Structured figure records
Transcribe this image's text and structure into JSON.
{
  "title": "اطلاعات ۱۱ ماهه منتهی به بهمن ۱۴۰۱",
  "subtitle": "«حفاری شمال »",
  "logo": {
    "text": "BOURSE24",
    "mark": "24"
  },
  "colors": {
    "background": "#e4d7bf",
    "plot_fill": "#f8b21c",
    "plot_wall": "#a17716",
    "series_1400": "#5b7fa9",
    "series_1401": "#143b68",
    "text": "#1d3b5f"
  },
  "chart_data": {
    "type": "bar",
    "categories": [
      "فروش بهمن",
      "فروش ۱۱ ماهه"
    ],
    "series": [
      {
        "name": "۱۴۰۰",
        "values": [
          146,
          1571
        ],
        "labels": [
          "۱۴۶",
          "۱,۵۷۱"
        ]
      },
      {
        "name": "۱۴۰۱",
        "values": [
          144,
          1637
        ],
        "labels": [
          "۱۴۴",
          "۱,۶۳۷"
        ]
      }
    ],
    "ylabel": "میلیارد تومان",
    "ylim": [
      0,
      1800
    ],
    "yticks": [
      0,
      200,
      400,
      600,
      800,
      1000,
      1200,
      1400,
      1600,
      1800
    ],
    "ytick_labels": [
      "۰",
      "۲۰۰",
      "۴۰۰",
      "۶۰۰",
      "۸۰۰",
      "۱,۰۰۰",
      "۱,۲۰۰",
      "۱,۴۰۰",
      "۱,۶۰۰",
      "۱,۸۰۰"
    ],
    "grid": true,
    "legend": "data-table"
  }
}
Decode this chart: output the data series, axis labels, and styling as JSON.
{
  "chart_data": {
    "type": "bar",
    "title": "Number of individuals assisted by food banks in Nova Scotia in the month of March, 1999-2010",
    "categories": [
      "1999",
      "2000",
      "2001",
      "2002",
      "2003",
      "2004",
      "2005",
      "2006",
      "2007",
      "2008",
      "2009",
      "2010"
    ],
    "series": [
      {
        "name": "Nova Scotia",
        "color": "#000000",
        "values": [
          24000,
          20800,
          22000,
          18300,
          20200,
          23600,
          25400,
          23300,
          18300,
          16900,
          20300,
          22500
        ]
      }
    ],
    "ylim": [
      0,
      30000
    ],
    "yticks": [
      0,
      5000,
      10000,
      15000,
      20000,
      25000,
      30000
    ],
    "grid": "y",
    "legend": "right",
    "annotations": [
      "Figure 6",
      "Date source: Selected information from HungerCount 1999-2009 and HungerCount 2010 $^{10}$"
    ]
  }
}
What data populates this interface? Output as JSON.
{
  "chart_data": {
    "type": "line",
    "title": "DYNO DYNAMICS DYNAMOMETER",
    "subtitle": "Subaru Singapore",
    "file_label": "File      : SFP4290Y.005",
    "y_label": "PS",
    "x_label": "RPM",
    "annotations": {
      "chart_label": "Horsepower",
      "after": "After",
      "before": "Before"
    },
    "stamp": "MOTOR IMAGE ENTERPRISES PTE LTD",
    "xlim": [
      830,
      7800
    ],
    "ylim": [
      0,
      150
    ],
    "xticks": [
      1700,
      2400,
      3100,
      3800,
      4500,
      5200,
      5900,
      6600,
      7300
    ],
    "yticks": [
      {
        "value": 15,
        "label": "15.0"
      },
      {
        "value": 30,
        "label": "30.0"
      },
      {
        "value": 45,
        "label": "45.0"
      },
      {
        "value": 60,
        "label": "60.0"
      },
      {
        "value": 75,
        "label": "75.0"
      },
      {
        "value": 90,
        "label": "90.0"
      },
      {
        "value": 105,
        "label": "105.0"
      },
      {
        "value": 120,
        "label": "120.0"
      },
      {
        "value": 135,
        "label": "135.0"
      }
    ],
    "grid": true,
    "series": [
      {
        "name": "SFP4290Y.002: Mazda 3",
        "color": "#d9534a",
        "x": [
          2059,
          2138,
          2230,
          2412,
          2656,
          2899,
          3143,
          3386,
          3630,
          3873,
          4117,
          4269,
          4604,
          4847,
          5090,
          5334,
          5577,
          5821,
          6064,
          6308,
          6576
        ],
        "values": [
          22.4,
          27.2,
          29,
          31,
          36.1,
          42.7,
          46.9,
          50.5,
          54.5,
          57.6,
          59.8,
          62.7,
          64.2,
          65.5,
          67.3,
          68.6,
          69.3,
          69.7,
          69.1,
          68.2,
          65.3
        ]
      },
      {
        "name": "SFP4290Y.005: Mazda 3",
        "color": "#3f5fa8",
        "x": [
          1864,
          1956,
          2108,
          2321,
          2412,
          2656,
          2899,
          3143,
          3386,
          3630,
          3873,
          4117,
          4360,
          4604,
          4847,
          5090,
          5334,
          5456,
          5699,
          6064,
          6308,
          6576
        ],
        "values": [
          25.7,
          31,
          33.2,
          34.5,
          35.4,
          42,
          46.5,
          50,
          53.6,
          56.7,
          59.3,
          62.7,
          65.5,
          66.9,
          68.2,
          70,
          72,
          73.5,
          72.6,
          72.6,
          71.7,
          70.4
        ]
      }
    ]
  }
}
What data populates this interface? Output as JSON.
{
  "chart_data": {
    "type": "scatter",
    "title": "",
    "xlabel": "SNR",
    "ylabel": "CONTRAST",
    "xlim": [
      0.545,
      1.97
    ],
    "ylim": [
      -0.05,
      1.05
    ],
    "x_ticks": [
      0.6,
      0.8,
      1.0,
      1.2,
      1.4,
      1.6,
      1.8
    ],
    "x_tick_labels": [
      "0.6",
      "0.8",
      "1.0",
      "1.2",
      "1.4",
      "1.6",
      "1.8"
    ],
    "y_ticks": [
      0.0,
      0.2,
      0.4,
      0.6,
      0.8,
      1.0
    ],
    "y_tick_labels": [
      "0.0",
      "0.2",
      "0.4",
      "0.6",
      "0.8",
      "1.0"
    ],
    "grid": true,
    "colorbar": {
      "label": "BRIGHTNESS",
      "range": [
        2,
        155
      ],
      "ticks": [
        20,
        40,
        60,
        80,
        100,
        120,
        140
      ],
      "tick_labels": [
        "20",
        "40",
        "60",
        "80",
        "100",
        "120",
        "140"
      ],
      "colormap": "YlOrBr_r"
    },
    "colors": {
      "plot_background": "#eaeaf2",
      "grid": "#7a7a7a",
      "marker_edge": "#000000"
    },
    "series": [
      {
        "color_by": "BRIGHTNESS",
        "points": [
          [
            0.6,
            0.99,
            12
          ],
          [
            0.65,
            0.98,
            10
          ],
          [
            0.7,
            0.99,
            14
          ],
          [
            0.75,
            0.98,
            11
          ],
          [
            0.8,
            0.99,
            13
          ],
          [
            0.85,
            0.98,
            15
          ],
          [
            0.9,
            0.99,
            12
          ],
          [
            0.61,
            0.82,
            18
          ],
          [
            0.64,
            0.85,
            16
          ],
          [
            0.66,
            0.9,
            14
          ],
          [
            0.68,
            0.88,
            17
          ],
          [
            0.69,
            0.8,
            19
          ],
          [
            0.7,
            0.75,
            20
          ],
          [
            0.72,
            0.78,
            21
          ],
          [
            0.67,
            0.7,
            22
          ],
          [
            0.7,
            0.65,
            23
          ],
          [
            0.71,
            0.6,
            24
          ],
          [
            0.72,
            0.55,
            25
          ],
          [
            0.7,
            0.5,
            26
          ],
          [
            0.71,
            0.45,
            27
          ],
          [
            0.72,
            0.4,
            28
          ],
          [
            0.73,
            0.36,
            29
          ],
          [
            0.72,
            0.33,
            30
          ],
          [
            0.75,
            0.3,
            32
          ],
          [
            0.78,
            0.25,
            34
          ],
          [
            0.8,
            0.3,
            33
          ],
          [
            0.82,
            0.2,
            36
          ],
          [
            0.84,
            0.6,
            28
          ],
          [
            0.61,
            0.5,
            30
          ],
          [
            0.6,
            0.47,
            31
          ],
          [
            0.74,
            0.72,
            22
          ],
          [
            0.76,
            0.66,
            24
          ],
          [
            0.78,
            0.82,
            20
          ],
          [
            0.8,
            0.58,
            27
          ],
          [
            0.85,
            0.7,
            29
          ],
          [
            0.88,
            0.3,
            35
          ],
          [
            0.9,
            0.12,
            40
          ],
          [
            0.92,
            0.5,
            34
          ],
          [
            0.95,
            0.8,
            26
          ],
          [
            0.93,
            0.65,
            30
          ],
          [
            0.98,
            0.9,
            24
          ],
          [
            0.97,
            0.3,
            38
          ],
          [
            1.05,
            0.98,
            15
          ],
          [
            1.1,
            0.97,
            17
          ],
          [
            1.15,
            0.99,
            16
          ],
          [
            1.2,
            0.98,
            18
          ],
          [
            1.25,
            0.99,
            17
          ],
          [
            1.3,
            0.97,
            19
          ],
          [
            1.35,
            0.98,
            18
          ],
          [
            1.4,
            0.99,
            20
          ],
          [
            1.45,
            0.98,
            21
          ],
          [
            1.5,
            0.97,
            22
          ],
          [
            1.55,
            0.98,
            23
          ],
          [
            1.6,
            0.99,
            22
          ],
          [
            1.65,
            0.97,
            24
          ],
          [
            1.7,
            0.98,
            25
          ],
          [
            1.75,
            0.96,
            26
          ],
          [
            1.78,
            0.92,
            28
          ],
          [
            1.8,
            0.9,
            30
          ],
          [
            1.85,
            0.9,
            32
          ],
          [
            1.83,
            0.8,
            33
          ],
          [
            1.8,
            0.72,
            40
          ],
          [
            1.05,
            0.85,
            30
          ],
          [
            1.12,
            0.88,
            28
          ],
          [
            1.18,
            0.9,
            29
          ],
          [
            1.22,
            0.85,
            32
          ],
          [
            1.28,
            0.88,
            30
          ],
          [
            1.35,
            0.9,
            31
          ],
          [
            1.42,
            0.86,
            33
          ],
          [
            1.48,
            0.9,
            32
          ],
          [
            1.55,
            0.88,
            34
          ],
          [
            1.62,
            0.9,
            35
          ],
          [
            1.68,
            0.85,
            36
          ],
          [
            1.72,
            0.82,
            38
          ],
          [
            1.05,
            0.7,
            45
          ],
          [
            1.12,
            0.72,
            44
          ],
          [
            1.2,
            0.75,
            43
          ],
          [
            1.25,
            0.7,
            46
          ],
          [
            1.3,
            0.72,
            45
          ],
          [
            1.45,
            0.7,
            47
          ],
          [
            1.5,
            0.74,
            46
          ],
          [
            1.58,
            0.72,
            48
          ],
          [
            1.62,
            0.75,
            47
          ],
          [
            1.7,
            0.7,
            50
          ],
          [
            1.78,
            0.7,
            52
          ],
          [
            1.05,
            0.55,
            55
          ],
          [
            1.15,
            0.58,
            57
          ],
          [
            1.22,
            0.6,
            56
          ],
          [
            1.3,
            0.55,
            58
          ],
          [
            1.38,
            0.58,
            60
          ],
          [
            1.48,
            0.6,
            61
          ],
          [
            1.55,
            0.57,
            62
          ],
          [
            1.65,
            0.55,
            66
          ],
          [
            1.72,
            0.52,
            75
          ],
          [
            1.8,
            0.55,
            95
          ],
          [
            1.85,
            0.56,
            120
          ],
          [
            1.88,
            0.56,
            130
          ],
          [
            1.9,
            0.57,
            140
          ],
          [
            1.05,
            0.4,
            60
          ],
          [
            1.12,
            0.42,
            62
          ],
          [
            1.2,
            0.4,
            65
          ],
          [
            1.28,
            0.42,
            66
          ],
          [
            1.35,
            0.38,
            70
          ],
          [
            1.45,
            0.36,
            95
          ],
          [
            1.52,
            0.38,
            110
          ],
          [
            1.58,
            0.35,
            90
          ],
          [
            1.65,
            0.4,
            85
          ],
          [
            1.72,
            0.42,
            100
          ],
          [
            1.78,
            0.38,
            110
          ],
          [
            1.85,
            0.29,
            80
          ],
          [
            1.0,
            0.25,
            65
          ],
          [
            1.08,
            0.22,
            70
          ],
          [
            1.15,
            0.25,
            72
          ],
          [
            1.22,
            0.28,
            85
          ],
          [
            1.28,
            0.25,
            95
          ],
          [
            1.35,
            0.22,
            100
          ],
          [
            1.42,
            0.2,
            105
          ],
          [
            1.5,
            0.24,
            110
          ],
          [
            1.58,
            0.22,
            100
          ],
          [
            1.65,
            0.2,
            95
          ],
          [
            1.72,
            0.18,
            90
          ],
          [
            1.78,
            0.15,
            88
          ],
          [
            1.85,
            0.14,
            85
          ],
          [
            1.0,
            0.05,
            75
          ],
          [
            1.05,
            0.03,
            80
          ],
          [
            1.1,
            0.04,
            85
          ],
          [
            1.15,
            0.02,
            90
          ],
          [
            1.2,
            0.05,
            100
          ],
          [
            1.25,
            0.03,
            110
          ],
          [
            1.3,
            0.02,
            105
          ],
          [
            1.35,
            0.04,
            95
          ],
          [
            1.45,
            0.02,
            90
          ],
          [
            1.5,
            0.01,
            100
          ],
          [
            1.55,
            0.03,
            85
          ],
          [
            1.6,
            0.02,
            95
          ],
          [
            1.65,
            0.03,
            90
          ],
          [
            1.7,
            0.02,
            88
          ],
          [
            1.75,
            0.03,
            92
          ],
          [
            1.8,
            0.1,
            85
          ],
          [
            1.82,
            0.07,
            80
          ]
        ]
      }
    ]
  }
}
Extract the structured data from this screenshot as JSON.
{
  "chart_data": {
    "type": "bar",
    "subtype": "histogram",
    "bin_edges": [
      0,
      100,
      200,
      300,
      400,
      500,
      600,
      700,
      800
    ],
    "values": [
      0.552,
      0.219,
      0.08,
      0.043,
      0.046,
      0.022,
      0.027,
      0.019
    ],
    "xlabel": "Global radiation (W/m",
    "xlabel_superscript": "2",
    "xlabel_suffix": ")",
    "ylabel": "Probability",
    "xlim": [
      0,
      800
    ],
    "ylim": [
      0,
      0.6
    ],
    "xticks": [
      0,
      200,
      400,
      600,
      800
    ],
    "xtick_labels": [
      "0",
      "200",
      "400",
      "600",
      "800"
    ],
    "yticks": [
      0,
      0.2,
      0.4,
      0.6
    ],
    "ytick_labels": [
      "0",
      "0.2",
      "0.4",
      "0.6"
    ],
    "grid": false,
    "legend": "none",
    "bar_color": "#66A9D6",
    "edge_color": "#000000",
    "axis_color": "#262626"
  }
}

Required work → From the material, report only how many lines include the word "Nova".

The result → 2